Stored records:
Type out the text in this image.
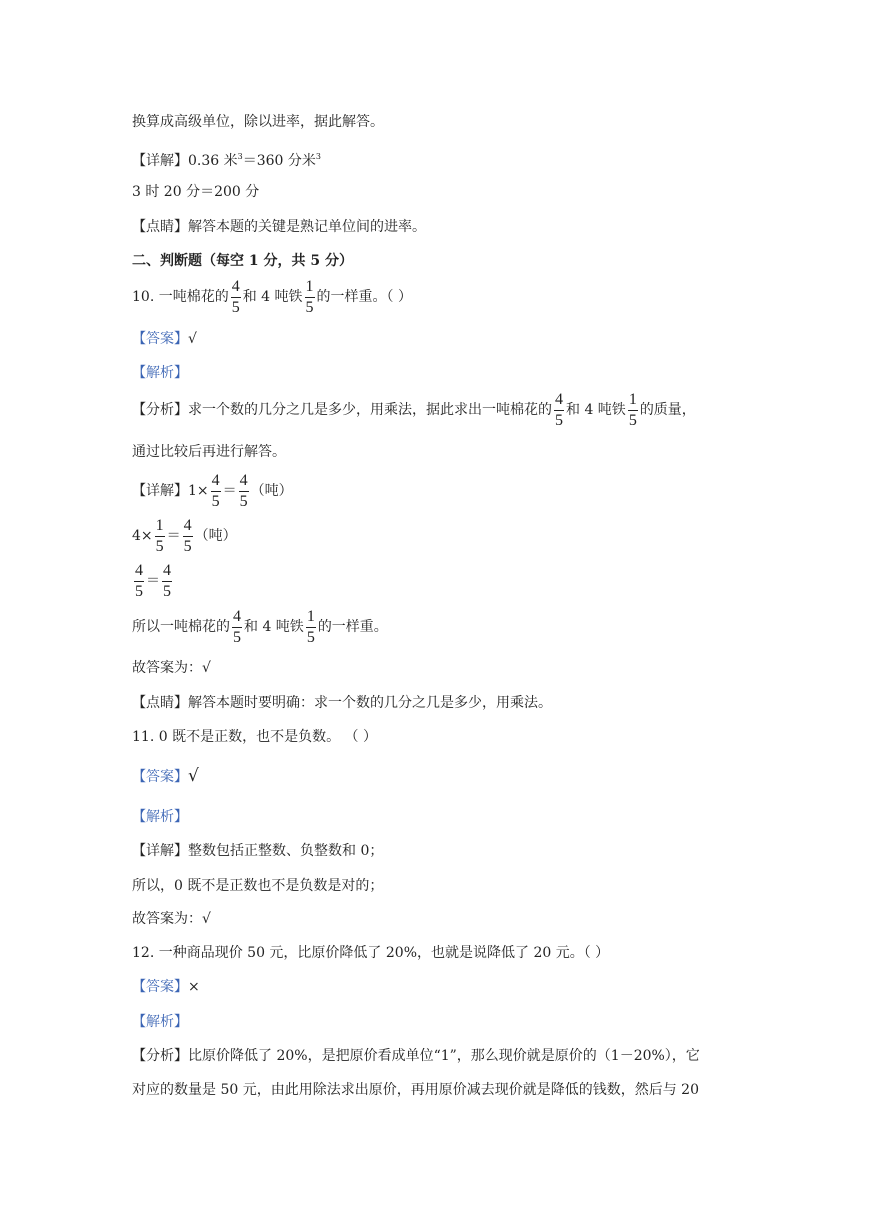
换算成高级单位，除以进率，据此解答。
【详解】0.36 米$^3$＝360 分米$^3$
3 时 20 分＝200 分
【点睛】解答本题的关键是熟记单位间的进率。
二、判断题（每空 1 分，共 5 分）
10. 一吨棉花的 $\frac{4}{5}$ 和 4 吨铁 $\frac{1}{5}$ 的一样重。（ ）
【答案】√
【解析】
【分析】求一个数的几分之几是多少，用乘法，据此求出一吨棉花的 $\frac{4}{5}$ 和 4 吨铁 $\frac{1}{5}$ 的质量，
通过比较后再进行解答。
【详解】$1\times \frac{4}{5} = \frac{4}{5}$ （吨）
$4\times \frac{1}{5} = \frac{4}{5}$ （吨）
$\frac{4}{5} = \frac{4}{5}$
所以一吨棉花的 $\frac{4}{5}$ 和 4 吨铁 $\frac{1}{5}$ 的一样重。
故答案为：√
【点睛】解答本题时要明确：求一个数的几分之几是多少，用乘法。
11. 0 既不是正数，也不是负数。 （ ）
【答案】√
【解析】
【详解】整数包括正整数、负整数和 0；
所以，0 既不是正数也不是负数是对的；
故答案为：√
12. 一种商品现价 50 元，比原价降低了 20%，也就是说降低了 20 元。（ ）
【答案】×
【解析】
【分析】比原价降低了 20%，是把原价看成单位“1”，那么现价就是原价的（1－20%），它
对应的数量是 50 元，由此用除法求出原价，再用原价减去现价就是降低的钱数，然后与 20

TASK GOAL
Skip every picture and transcribe the data above exactly.

COMPLETED TASK
Type out the text in this image.
换算成高级单位，除以进率，据此解答。
【详解】0.36 米$^3$＝360 分米$^3$
3 时 20 分＝200 分
【点睛】解答本题的关键是熟记单位间的进率。
二、判断题（每空 1 分，共 5 分）
10. 一吨棉花的 $\frac{4}{5}$ 和 4 吨铁 $\frac{1}{5}$ 的一样重。（ ）
【答案】√
【解析】
【分析】求一个数的几分之几是多少，用乘法，据此求出一吨棉花的 $\frac{4}{5}$ 和 4 吨铁 $\frac{1}{5}$ 的质量，
通过比较后再进行解答。
【详解】$1\times \frac{4}{5} = \frac{4}{5}$ （吨）
$4\times \frac{1}{5} = \frac{4}{5}$ （吨）
$\frac{4}{5} = \frac{4}{5}$
所以一吨棉花的 $\frac{4}{5}$ 和 4 吨铁 $\frac{1}{5}$ 的一样重。
故答案为：√
【点睛】解答本题时要明确：求一个数的几分之几是多少，用乘法。
11. 0 既不是正数，也不是负数。 （ ）
【答案】√
【解析】
【详解】整数包括正整数、负整数和 0；
所以，0 既不是正数也不是负数是对的；
故答案为：√
12. 一种商品现价 50 元，比原价降低了 20%，也就是说降低了 20 元。（ ）
【答案】×
【解析】
【分析】比原价降低了 20%，是把原价看成单位“1”，那么现价就是原价的（1－20%），它
对应的数量是 50 元，由此用除法求出原价，再用原价减去现价就是降低的钱数，然后与 20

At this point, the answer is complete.